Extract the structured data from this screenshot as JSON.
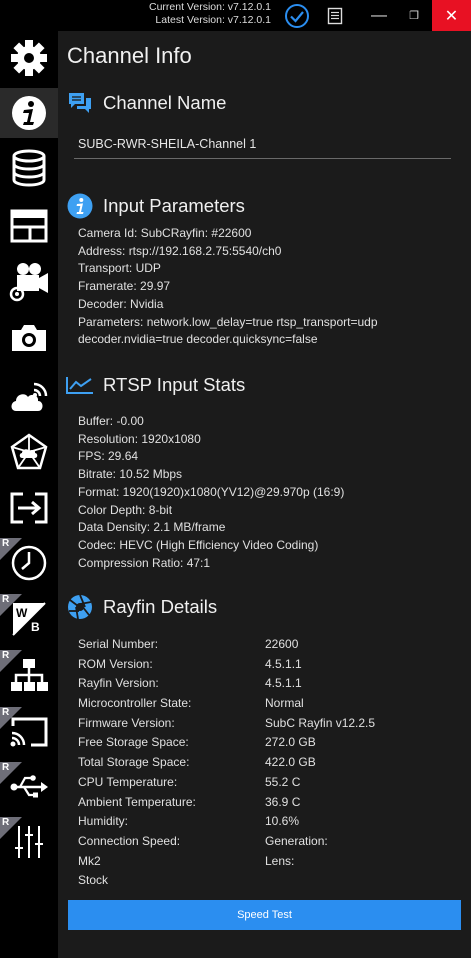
{
  "titlebar": {
    "current_version": "Current Version: v7.12.0.1",
    "latest_version": "Latest Version: v7.12.0.1",
    "minimize": "—",
    "maximize": "❐",
    "close": "✕"
  },
  "sidebar": {
    "items": [
      {
        "name": "settings",
        "icon": "gear-icon",
        "badge": ""
      },
      {
        "name": "channel-info",
        "icon": "info-icon",
        "badge": ""
      },
      {
        "name": "database",
        "icon": "database-icon",
        "badge": ""
      },
      {
        "name": "layout",
        "icon": "layout-icon",
        "badge": ""
      },
      {
        "name": "camera-settings",
        "icon": "video-camera-gear-icon",
        "badge": ""
      },
      {
        "name": "snapshot",
        "icon": "camera-icon",
        "badge": ""
      },
      {
        "name": "cloud-stream",
        "icon": "cloud-signal-icon",
        "badge": ""
      },
      {
        "name": "network-cloud",
        "icon": "network-cloud-icon",
        "badge": ""
      },
      {
        "name": "output",
        "icon": "export-icon",
        "badge": ""
      },
      {
        "name": "clock",
        "icon": "clock-icon",
        "badge": "R"
      },
      {
        "name": "white-balance",
        "icon": "white-balance-icon",
        "badge": "R"
      },
      {
        "name": "network",
        "icon": "network-icon",
        "badge": "R"
      },
      {
        "name": "cast",
        "icon": "cast-icon",
        "badge": "R"
      },
      {
        "name": "usb",
        "icon": "usb-icon",
        "badge": "R"
      },
      {
        "name": "adjustments",
        "icon": "sliders-icon",
        "badge": "R"
      }
    ]
  },
  "page_title": "Channel Info",
  "channel_name": {
    "heading": "Channel Name",
    "value": "SUBC-RWR-SHEILA-Channel 1"
  },
  "input_parameters": {
    "heading": "Input Parameters",
    "lines": [
      "Camera Id: SubCRayfin: #22600",
      "Address: rtsp://192.168.2.75:5540/ch0",
      "Transport: UDP",
      "Framerate: 29.97",
      "Decoder: Nvidia",
      "Parameters: network.low_delay=true rtsp_transport=udp",
      "decoder.nvidia=true decoder.quicksync=false"
    ]
  },
  "rtsp_stats": {
    "heading": "RTSP Input Stats",
    "lines": [
      "Buffer: -0.00",
      "Resolution: 1920x1080",
      "FPS: 29.64",
      "Bitrate: 10.52 Mbps",
      "Format: 1920(1920)x1080(YV12)@29.970p (16:9)",
      "Color Depth: 8-bit",
      "Data Density: 2.1 MB/frame",
      "Codec: HEVC (High Efficiency Video Coding)",
      "Compression Ratio: 47:1"
    ]
  },
  "rayfin_details": {
    "heading": "Rayfin Details",
    "rows": [
      {
        "label": "Serial Number:",
        "value": "22600"
      },
      {
        "label": "ROM Version:",
        "value": "4.5.1.1"
      },
      {
        "label": "Rayfin Version:",
        "value": "4.5.1.1"
      },
      {
        "label": "Microcontroller State:",
        "value": "Normal"
      },
      {
        "label": "Firmware Version:",
        "value": "SubC Rayfin v12.2.5"
      },
      {
        "label": "Free Storage Space:",
        "value": "272.0 GB"
      },
      {
        "label": "Total Storage Space:",
        "value": "422.0 GB"
      },
      {
        "label": "CPU Temperature:",
        "value": "55.2 C"
      },
      {
        "label": "Ambient Temperature:",
        "value": "36.9 C"
      },
      {
        "label": "Humidity:",
        "value": "10.6%"
      },
      {
        "label": "Connection Speed:",
        "value": "Generation:"
      },
      {
        "label": "Mk2",
        "value": "Lens:"
      },
      {
        "label": "Stock",
        "value": ""
      }
    ]
  },
  "speed_test_label": "Speed Test",
  "colors": {
    "accent": "#2b8ef0",
    "icon_blue": "#3ea0f2",
    "close": "#e81123"
  }
}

Stated problem:
Select from the material above each line in which the string "balance" appears, and list those lines.

Output for this task:
        "name": "white-balance",
        "icon": "white-balance-icon",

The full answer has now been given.